[PROBLEM] Transcribe all the records with complete accuracy.

# # # #

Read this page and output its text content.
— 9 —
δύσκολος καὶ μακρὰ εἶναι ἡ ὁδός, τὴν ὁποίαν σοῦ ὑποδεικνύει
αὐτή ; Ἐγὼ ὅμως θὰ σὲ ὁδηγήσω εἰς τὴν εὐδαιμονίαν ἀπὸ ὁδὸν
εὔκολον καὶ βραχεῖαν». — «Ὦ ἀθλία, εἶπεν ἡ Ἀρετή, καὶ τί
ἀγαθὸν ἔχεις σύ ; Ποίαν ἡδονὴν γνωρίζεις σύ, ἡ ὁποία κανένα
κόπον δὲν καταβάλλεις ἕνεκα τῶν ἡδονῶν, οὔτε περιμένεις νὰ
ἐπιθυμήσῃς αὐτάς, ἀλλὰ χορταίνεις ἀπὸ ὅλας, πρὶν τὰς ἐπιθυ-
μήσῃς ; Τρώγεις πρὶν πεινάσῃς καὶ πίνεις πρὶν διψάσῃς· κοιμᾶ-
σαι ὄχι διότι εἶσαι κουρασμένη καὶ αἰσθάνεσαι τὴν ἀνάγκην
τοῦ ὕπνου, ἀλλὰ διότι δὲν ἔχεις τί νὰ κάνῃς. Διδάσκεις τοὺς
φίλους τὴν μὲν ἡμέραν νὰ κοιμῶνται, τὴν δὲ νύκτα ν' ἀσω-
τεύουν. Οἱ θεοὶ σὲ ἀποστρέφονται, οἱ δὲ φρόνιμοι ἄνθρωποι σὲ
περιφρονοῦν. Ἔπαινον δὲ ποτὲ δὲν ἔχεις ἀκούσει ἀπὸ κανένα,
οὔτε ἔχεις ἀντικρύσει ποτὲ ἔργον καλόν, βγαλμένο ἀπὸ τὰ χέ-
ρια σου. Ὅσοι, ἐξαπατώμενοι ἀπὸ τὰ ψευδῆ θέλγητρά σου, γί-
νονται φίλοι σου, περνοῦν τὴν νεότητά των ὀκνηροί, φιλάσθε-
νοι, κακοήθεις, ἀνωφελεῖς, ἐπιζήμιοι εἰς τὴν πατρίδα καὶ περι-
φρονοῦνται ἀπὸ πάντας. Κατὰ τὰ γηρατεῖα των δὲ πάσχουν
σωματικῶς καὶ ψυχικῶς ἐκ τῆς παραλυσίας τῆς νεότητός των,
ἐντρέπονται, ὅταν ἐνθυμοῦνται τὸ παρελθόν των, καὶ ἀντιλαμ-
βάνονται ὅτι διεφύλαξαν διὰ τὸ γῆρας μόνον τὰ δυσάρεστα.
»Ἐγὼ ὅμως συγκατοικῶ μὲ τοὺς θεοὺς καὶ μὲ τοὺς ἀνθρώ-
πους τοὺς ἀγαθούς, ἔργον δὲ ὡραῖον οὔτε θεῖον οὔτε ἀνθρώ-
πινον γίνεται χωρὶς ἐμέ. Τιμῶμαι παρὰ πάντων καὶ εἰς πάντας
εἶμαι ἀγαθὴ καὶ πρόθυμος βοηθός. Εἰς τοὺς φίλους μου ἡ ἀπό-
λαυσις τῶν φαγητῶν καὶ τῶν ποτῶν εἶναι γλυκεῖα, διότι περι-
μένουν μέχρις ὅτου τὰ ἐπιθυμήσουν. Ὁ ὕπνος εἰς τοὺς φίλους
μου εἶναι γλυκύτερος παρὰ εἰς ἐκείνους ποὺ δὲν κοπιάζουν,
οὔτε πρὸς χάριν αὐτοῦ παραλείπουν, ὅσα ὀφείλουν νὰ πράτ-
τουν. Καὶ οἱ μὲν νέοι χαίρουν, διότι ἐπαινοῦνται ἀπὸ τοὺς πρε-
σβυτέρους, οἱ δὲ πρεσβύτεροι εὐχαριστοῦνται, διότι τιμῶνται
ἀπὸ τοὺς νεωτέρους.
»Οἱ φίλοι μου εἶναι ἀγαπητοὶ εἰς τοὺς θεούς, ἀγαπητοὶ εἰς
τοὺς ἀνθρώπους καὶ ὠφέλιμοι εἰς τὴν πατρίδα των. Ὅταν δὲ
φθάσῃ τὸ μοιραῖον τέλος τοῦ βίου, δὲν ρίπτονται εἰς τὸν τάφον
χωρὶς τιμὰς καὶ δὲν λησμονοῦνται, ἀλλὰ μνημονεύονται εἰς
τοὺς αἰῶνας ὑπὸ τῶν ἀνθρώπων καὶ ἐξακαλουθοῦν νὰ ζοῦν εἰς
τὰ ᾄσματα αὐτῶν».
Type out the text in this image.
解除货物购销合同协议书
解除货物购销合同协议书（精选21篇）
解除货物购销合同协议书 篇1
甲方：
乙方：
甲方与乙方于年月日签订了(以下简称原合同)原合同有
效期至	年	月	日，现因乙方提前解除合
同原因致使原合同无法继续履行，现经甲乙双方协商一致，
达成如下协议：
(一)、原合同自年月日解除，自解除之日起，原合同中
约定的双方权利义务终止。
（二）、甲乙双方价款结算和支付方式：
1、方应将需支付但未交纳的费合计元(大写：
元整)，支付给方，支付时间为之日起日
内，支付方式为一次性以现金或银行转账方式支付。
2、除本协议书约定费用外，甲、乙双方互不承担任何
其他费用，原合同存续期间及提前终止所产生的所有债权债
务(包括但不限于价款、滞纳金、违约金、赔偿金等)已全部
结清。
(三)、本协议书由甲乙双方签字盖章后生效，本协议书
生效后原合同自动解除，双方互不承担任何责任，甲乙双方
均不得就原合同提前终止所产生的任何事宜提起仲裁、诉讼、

# # # #

[ANSWER TO THE EXERCISE]
Read this page and output its text content.
— 9 —
δύσκολος καὶ μακρὰ εἶναι ἡ ὁδός, τὴν ὁποίαν σοῦ ὑποδεικνύει
αὐτή ; Ἐγὼ ὅμως θὰ σὲ ὁδηγήσω εἰς τὴν εὐδαιμονίαν ἀπὸ ὁδὸν
εὔκολον καὶ βραχεῖαν». — «Ὦ ἀθλία, εἶπεν ἡ Ἀρετή, καὶ τί
ἀγαθὸν ἔχεις σύ ; Ποίαν ἡδονὴν γνωρίζεις σύ, ἡ ὁποία κανένα
κόπον δὲν καταβάλλεις ἕνεκα τῶν ἡδονῶν, οὔτε περιμένεις νὰ
ἐπιθυμήσῃς αὐτάς, ἀλλὰ χορταίνεις ἀπὸ ὅλας, πρὶν τὰς ἐπιθυ-
μήσῃς ; Τρώγεις πρὶν πεινάσῃς καὶ πίνεις πρὶν διψάσῃς· κοιμᾶ-
σαι ὄχι διότι εἶσαι κουρασμένη καὶ αἰσθάνεσαι τὴν ἀνάγκην
τοῦ ὕπνου, ἀλλὰ διότι δὲν ἔχεις τί νὰ κάνῃς. Διδάσκεις τοὺς
φίλους τὴν μὲν ἡμέραν νὰ κοιμῶνται, τὴν δὲ νύκτα ν' ἀσω-
τεύουν. Οἱ θεοὶ σὲ ἀποστρέφονται, οἱ δὲ φρόνιμοι ἄνθρωποι σὲ
περιφρονοῦν. Ἔπαινον δὲ ποτὲ δὲν ἔχεις ἀκούσει ἀπὸ κανένα,
οὔτε ἔχεις ἀντικρύσει ποτὲ ἔργον καλόν, βγαλμένο ἀπὸ τὰ χέ-
ρια σου. Ὅσοι, ἐξαπατώμενοι ἀπὸ τὰ ψευδῆ θέλγητρά σου, γί-
νονται φίλοι σου, περνοῦν τὴν νεότητά των ὀκνηροί, φιλάσθε-
νοι, κακοήθεις, ἀνωφελεῖς, ἐπιζήμιοι εἰς τὴν πατρίδα καὶ περι-
φρονοῦνται ἀπὸ πάντας. Κατὰ τὰ γηρατεῖα των δὲ πάσχουν
σωματικῶς καὶ ψυχικῶς ἐκ τῆς παραλυσίας τῆς νεότητός των,
ἐντρέπονται, ὅταν ἐνθυμοῦνται τὸ παρελθόν των, καὶ ἀντιλαμ-
βάνονται ὅτι διεφύλαξαν διὰ τὸ γῆρας μόνον τὰ δυσάρεστα.
»Ἐγὼ ὅμως συγκατοικῶ μὲ τοὺς θεοὺς καὶ μὲ τοὺς ἀνθρώ-
πους τοὺς ἀγαθούς, ἔργον δὲ ὡραῖον οὔτε θεῖον οὔτε ἀνθρώ-
πινον γίνεται χωρὶς ἐμέ. Τιμῶμαι παρὰ πάντων καὶ εἰς πάντας
εἶμαι ἀγαθὴ καὶ πρόθυμος βοηθός. Εἰς τοὺς φίλους μου ἡ ἀπό-
λαυσις τῶν φαγητῶν καὶ τῶν ποτῶν εἶναι γλυκεῖα, διότι περι-
μένουν μέχρις ὅτου τὰ ἐπιθυμήσουν. Ὁ ὕπνος εἰς τοὺς φίλους
μου εἶναι γλυκύτερος παρὰ εἰς ἐκείνους ποὺ δὲν κοπιάζουν,
οὔτε πρὸς χάριν αὐτοῦ παραλείπουν, ὅσα ὀφείλουν νὰ πράτ-
τουν. Καὶ οἱ μὲν νέοι χαίρουν, διότι ἐπαινοῦνται ἀπὸ τοὺς πρε-
σβυτέρους, οἱ δὲ πρεσβύτεροι εὐχαριστοῦνται, διότι τιμῶνται
ἀπὸ τοὺς νεωτέρους.
»Οἱ φίλοι μου εἶναι ἀγαπητοὶ εἰς τοὺς θεούς, ἀγαπητοὶ εἰς
τοὺς ἀνθρώπους καὶ ὠφέλιμοι εἰς τὴν πατρίδα των. Ὅταν δὲ
φθάσῃ τὸ μοιραῖον τέλος τοῦ βίου, δὲν ρίπτονται εἰς τὸν τάφον
χωρὶς τιμὰς καὶ δὲν λησμονοῦνται, ἀλλὰ μνημονεύονται εἰς
τοὺς αἰῶνας ὑπὸ τῶν ἀνθρώπων καὶ ἐξακαλουθοῦν νὰ ζοῦν εἰς
τὰ ᾄσματα αὐτῶν».
Type out the text in this image.
解除货物购销合同协议书
解除货物购销合同协议书（精选21篇）
解除货物购销合同协议书 篇1
甲方：
乙方：
甲方与乙方于年月日签订了(以下简称原合同)原合同有
效期至	年	月	日，现因乙方提前解除合
同原因致使原合同无法继续履行，现经甲乙双方协商一致，
达成如下协议：
(一)、原合同自年月日解除，自解除之日起，原合同中
约定的双方权利义务终止。
（二）、甲乙双方价款结算和支付方式：
1、方应将需支付但未交纳的费合计元(大写：
元整)，支付给方，支付时间为之日起日
内，支付方式为一次性以现金或银行转账方式支付。
2、除本协议书约定费用外，甲、乙双方互不承担任何
其他费用，原合同存续期间及提前终止所产生的所有债权债
务(包括但不限于价款、滞纳金、违约金、赔偿金等)已全部
结清。
(三)、本协议书由甲乙双方签字盖章后生效，本协议书
生效后原合同自动解除，双方互不承担任何责任，甲乙双方
均不得就原合同提前终止所产生的任何事宜提起仲裁、诉讼、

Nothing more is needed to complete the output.